- Given problem
Return, word for word, every line that follows.

- Stored records
----

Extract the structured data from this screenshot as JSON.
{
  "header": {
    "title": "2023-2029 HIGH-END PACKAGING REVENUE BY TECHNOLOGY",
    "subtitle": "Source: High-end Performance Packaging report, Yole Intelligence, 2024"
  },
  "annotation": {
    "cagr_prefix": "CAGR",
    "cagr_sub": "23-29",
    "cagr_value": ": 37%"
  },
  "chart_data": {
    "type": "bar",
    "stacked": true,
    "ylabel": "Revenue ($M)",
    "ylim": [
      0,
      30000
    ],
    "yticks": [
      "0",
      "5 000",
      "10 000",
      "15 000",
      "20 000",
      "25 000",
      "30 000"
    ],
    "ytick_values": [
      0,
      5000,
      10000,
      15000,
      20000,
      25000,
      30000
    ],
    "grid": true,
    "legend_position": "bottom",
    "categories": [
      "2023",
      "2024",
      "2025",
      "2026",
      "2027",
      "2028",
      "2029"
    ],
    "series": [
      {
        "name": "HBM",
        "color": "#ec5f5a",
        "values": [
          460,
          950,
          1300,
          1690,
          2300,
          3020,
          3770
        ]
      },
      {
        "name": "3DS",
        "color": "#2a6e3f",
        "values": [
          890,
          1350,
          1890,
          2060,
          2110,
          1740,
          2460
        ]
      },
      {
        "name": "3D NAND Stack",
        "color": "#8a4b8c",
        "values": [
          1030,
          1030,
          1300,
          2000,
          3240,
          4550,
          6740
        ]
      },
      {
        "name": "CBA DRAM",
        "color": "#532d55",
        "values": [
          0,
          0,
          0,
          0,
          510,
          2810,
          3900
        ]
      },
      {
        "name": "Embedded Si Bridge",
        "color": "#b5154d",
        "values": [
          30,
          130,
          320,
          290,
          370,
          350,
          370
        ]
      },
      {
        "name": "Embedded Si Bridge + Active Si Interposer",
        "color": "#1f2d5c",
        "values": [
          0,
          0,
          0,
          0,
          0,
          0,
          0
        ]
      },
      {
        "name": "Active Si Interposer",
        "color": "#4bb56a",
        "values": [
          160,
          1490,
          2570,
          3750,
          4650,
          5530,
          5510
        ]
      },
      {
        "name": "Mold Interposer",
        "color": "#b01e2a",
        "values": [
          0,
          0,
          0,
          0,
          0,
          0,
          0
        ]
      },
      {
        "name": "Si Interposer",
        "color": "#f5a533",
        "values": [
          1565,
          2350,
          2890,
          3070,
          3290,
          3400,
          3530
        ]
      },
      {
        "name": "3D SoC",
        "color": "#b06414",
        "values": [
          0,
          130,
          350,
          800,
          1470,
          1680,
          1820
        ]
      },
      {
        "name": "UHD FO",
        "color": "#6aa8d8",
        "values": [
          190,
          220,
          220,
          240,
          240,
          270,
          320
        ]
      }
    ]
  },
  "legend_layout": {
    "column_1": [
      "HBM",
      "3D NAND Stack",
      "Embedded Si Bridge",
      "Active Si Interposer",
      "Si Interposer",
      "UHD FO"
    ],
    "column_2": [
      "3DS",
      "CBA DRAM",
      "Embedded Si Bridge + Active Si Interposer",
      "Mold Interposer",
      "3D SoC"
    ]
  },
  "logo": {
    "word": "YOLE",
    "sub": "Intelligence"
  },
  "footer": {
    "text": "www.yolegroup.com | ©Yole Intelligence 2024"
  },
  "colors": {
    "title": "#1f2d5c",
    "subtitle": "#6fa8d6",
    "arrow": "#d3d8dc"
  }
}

----

- Expected answer
Extract the structured data from this screenshot as JSON.
{
  "header": {
    "title": "2023-2029 HIGH-END PACKAGING REVENUE BY TECHNOLOGY",
    "subtitle": "Source: High-end Performance Packaging report, Yole Intelligence, 2024"
  },
  "annotation": {
    "cagr_prefix": "CAGR",
    "cagr_sub": "23-29",
    "cagr_value": ": 37%"
  },
  "chart_data": {
    "type": "bar",
    "stacked": true,
    "ylabel": "Revenue ($M)",
    "ylim": [
      0,
      30000
    ],
    "yticks": [
      "0",
      "5 000",
      "10 000",
      "15 000",
      "20 000",
      "25 000",
      "30 000"
    ],
    "ytick_values": [
      0,
      5000,
      10000,
      15000,
      20000,
      25000,
      30000
    ],
    "grid": true,
    "legend_position": "bottom",
    "categories": [
      "2023",
      "2024",
      "2025",
      "2026",
      "2027",
      "2028",
      "2029"
    ],
    "series": [
      {
        "name": "HBM",
        "color": "#ec5f5a",
        "values": [
          460,
          950,
          1300,
          1690,
          2300,
          3020,
          3770
        ]
      },
      {
        "name": "3DS",
        "color": "#2a6e3f",
        "values": [
          890,
          1350,
          1890,
          2060,
          2110,
          1740,
          2460
        ]
      },
      {
        "name": "3D NAND Stack",
        "color": "#8a4b8c",
        "values": [
          1030,
          1030,
          1300,
          2000,
          3240,
          4550,
          6740
        ]
      },
      {
        "name": "CBA DRAM",
        "color": "#532d55",
        "values": [
          0,
          0,
          0,
          0,
          510,
          2810,
          3900
        ]
      },
      {
        "name": "Embedded Si Bridge",
        "color": "#b5154d",
        "values": [
          30,
          130,
          320,
          290,
          370,
          350,
          370
        ]
      },
      {
        "name": "Embedded Si Bridge + Active Si Interposer",
        "color": "#1f2d5c",
        "values": [
          0,
          0,
          0,
          0,
          0,
          0,
          0
        ]
      },
      {
        "name": "Active Si Interposer",
        "color": "#4bb56a",
        "values": [
          160,
          1490,
          2570,
          3750,
          4650,
          5530,
          5510
        ]
      },
      {
        "name": "Mold Interposer",
        "color": "#b01e2a",
        "values": [
          0,
          0,
          0,
          0,
          0,
          0,
          0
        ]
      },
      {
        "name": "Si Interposer",
        "color": "#f5a533",
        "values": [
          1565,
          2350,
          2890,
          3070,
          3290,
          3400,
          3530
        ]
      },
      {
        "name": "3D SoC",
        "color": "#b06414",
        "values": [
          0,
          130,
          350,
          800,
          1470,
          1680,
          1820
        ]
      },
      {
        "name": "UHD FO",
        "color": "#6aa8d8",
        "values": [
          190,
          220,
          220,
          240,
          240,
          270,
          320
        ]
      }
    ]
  },
  "legend_layout": {
    "column_1": [
      "HBM",
      "3D NAND Stack",
      "Embedded Si Bridge",
      "Active Si Interposer",
      "Si Interposer",
      "UHD FO"
    ],
    "column_2": [
      "3DS",
      "CBA DRAM",
      "Embedded Si Bridge + Active Si Interposer",
      "Mold Interposer",
      "3D SoC"
    ]
  },
  "logo": {
    "word": "YOLE",
    "sub": "Intelligence"
  },
  "footer": {
    "text": "www.yolegroup.com | ©Yole Intelligence 2024"
  },
  "colors": {
    "title": "#1f2d5c",
    "subtitle": "#6fa8d6",
    "arrow": "#d3d8dc"
  }
}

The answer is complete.